Extracts from a graphics dataset:

========

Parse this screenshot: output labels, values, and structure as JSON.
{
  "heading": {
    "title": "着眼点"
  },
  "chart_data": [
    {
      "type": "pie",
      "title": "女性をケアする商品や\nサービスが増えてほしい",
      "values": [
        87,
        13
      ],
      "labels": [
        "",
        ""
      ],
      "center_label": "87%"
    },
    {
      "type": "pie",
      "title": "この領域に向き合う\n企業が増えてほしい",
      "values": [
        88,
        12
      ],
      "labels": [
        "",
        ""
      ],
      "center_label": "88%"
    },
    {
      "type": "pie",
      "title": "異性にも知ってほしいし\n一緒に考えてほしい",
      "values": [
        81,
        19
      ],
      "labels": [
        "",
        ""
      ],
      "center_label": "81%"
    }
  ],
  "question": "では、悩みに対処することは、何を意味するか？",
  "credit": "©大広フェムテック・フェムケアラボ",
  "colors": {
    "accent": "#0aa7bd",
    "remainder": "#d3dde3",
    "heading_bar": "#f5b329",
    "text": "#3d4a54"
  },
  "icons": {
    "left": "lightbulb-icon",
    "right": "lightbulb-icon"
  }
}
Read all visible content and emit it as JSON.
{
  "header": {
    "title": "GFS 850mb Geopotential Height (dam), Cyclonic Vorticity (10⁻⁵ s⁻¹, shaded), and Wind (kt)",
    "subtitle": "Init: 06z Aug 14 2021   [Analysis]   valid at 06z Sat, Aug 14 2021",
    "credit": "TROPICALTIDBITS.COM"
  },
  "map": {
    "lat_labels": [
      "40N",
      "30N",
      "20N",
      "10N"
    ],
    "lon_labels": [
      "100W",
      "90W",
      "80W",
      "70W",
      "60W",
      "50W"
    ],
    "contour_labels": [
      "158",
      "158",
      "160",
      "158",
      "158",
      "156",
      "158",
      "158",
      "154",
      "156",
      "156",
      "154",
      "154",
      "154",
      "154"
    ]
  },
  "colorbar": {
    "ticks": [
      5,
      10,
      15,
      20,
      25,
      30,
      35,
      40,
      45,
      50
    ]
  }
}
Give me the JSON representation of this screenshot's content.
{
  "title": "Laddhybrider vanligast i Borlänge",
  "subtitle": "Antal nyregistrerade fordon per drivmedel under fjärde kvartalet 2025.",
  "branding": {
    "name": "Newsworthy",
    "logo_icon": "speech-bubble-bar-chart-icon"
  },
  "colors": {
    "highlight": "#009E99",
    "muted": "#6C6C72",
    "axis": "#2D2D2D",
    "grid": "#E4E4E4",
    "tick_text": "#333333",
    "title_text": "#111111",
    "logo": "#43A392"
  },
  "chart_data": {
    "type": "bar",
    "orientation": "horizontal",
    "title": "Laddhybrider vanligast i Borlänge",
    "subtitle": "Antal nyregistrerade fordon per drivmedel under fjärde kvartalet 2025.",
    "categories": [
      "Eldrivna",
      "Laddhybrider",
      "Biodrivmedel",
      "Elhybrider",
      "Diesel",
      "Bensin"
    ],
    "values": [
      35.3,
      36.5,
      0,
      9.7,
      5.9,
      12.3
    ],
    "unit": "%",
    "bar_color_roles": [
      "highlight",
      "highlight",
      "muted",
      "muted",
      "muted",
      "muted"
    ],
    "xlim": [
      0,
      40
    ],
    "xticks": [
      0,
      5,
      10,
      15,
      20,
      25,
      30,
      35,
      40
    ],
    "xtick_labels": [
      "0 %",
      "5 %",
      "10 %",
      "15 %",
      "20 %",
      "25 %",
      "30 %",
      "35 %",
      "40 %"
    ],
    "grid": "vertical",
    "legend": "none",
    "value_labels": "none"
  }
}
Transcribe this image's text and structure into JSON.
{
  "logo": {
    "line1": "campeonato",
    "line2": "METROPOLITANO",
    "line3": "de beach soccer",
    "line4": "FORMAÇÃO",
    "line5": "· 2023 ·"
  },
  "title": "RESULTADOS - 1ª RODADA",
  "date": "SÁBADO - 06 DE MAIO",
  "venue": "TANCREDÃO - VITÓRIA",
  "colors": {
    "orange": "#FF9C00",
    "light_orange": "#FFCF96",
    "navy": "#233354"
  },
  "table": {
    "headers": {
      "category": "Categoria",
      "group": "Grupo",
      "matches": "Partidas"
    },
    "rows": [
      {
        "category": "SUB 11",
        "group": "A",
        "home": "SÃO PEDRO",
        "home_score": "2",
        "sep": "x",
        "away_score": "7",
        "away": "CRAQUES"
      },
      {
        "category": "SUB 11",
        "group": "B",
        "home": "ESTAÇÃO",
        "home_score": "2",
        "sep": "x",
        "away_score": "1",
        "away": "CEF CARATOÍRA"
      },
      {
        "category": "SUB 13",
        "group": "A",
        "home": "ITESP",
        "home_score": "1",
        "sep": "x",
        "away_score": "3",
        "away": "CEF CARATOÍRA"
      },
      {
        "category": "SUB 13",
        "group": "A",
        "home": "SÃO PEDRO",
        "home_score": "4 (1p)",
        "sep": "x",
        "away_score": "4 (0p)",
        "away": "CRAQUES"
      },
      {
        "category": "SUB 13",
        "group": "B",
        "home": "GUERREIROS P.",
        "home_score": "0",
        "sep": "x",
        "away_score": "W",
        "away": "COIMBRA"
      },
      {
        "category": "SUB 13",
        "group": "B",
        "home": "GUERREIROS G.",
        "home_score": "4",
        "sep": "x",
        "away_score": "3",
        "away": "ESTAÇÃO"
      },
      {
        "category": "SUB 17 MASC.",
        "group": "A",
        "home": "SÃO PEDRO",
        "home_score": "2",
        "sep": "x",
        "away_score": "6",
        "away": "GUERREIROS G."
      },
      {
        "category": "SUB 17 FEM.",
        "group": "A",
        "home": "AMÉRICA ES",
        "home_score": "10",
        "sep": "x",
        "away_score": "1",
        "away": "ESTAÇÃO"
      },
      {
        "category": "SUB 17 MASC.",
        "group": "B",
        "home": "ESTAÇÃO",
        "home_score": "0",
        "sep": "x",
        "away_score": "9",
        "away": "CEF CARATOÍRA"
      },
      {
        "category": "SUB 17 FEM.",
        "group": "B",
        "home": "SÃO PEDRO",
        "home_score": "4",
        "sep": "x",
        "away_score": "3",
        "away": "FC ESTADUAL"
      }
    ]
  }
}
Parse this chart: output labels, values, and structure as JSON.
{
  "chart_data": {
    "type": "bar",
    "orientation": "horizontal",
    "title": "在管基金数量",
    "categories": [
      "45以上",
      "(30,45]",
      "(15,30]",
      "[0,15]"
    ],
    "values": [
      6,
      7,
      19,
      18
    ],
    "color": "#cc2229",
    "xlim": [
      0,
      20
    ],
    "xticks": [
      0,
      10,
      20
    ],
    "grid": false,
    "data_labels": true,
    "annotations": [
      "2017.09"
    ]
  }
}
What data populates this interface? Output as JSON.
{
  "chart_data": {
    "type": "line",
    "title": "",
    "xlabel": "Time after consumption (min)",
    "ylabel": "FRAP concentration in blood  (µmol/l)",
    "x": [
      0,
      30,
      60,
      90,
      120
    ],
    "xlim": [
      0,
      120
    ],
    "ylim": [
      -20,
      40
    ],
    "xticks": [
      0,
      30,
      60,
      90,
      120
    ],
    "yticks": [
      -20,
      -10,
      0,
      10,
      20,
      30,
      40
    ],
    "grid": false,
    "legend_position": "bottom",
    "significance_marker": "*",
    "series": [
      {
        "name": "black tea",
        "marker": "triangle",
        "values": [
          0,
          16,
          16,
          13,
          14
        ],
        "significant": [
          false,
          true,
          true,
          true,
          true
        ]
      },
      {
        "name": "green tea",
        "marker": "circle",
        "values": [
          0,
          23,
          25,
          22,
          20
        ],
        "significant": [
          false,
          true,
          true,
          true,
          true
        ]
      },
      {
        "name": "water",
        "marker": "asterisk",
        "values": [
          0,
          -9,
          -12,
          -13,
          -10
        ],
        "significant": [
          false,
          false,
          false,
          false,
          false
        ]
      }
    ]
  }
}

========

Problem details: Give only the number of lines in the data that hold the string "name".

Response to this exercise: 4